(Items from a figure collection)
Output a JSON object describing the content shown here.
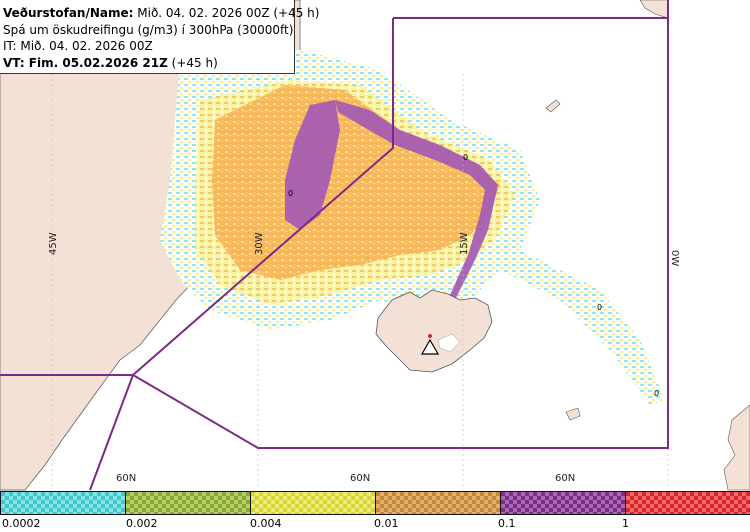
{
  "header": {
    "line1_bold": "Veðurstofan/Name:",
    "line1_rest": " Mið. 04. 02. 2026 00Z (+45 h)",
    "line2": "Spá um öskudreifingu (g/m3) í 300hPa (30000ft)",
    "line3": "IT: Mið. 04. 02. 2026 00Z",
    "line4_bold": "VT: Fim. 05.02.2026 21Z",
    "line4_rest": " (+45 h)"
  },
  "map": {
    "longitude_labels": [
      "45W",
      "30W",
      "15W",
      "0W"
    ],
    "latitude_labels": [
      "60N",
      "60N",
      "60N"
    ],
    "contour_labels": [
      "0",
      "0",
      "0",
      "0"
    ],
    "colors": {
      "land": "#f3e1d5",
      "sea": "#ffffff",
      "boundary": "#7b2a86",
      "ash_light_cyan": "#88e8ec",
      "ash_yellow": "#f5f08a",
      "ash_orange": "#f7b35a",
      "ash_purple": "#a35ab4"
    },
    "volcano_icon": "triangle-warning-icon"
  },
  "legend": {
    "labels": [
      "0.0002",
      "0.002",
      "0.004",
      "0.01",
      "0.1",
      "1"
    ],
    "colors": [
      "#3fc9cf",
      "#8aa830",
      "#d7d335",
      "#c88734",
      "#7a2f86",
      "#d9262b"
    ],
    "colors_alt": [
      "#8ae0e3",
      "#b7cd6b",
      "#ecea7a",
      "#e0b172",
      "#a869b0",
      "#ee6a6d"
    ]
  }
}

**GIVEN EXERCISE:** Pictures stay out; reproduce every line of the records exactly.

**WORKED SOLUTION:**
Output a JSON object describing the content shown here.
{
  "header": {
    "line1_bold": "Veðurstofan/Name:",
    "line1_rest": " Mið. 04. 02. 2026 00Z (+45 h)",
    "line2": "Spá um öskudreifingu (g/m3) í 300hPa (30000ft)",
    "line3": "IT: Mið. 04. 02. 2026 00Z",
    "line4_bold": "VT: Fim. 05.02.2026 21Z",
    "line4_rest": " (+45 h)"
  },
  "map": {
    "longitude_labels": [
      "45W",
      "30W",
      "15W",
      "0W"
    ],
    "latitude_labels": [
      "60N",
      "60N",
      "60N"
    ],
    "contour_labels": [
      "0",
      "0",
      "0",
      "0"
    ],
    "colors": {
      "land": "#f3e1d5",
      "sea": "#ffffff",
      "boundary": "#7b2a86",
      "ash_light_cyan": "#88e8ec",
      "ash_yellow": "#f5f08a",
      "ash_orange": "#f7b35a",
      "ash_purple": "#a35ab4"
    },
    "volcano_icon": "triangle-warning-icon"
  },
  "legend": {
    "labels": [
      "0.0002",
      "0.002",
      "0.004",
      "0.01",
      "0.1",
      "1"
    ],
    "colors": [
      "#3fc9cf",
      "#8aa830",
      "#d7d335",
      "#c88734",
      "#7a2f86",
      "#d9262b"
    ],
    "colors_alt": [
      "#8ae0e3",
      "#b7cd6b",
      "#ecea7a",
      "#e0b172",
      "#a869b0",
      "#ee6a6d"
    ]
  }
}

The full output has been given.